WHAT IS NEEDED:
Extract each line containing the string "attachment".

◇ ◇ ◇ ◇

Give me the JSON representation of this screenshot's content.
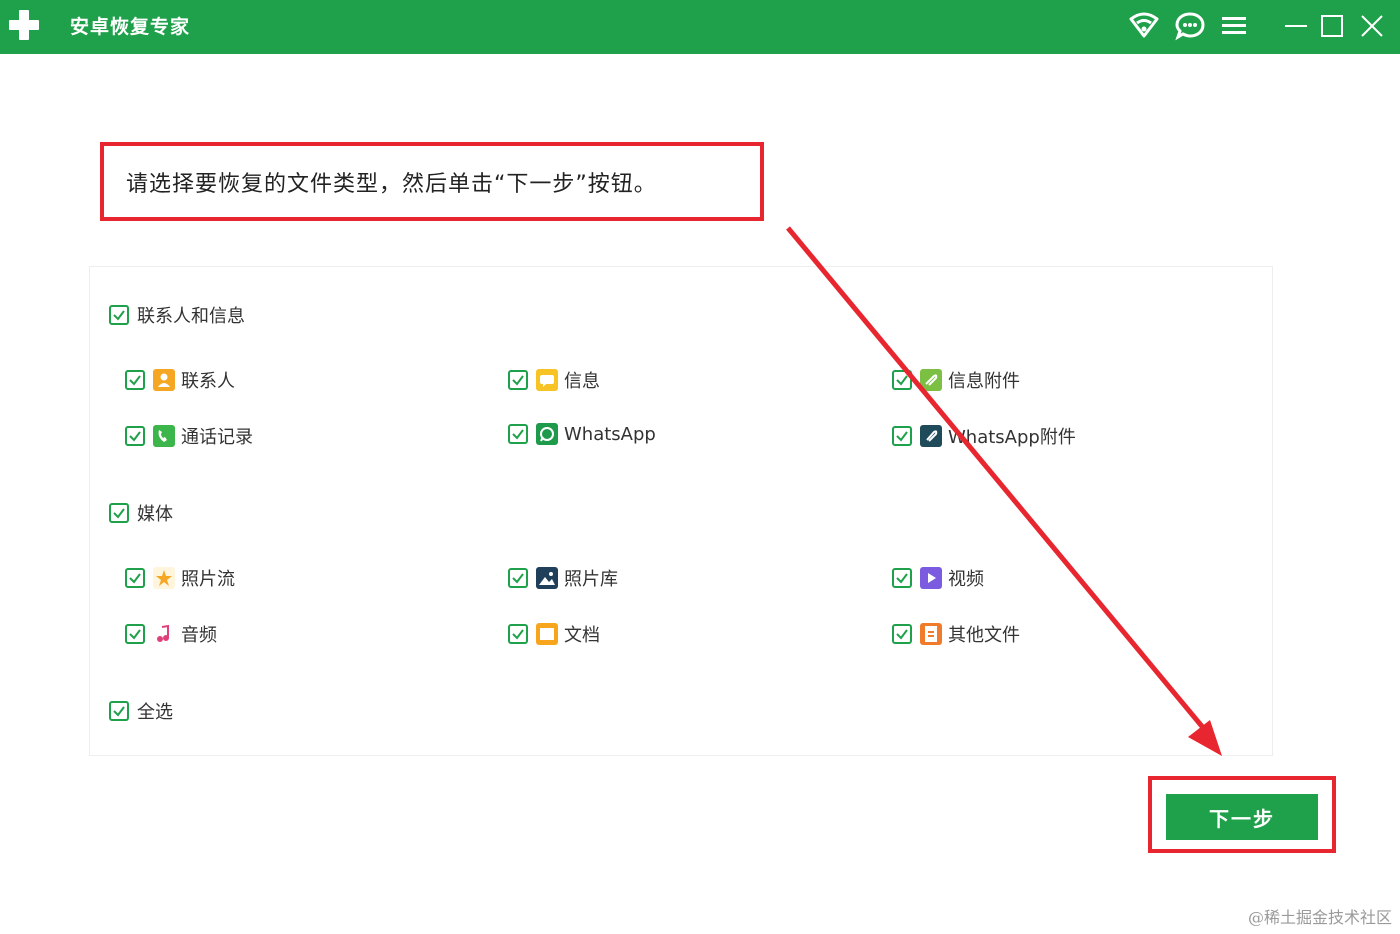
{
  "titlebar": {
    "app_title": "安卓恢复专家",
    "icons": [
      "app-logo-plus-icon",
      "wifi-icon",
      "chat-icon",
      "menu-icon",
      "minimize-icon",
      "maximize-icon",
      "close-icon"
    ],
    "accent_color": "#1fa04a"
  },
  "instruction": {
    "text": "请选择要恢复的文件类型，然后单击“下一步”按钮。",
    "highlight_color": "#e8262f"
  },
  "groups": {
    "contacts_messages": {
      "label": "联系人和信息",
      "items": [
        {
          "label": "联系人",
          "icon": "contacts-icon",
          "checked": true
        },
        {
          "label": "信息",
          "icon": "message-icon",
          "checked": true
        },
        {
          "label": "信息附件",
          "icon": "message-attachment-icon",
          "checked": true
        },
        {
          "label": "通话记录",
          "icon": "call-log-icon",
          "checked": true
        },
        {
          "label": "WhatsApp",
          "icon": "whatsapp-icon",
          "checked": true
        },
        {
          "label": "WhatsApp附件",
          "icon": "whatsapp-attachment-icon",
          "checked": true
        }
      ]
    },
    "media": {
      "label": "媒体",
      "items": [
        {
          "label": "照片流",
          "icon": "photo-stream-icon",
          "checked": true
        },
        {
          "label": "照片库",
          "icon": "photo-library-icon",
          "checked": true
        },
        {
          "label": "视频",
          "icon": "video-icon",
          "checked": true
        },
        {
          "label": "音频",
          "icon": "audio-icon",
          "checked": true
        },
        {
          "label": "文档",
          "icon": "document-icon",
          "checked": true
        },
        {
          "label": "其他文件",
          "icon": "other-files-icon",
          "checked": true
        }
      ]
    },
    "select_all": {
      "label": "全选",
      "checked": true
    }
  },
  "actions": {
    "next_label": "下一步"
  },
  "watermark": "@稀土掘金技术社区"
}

◇ ◇ ◇ ◇

ANSWER FOR THIS EXERCISE:
          "icon": "message-attachment-icon",
          "icon": "whatsapp-attachment-icon",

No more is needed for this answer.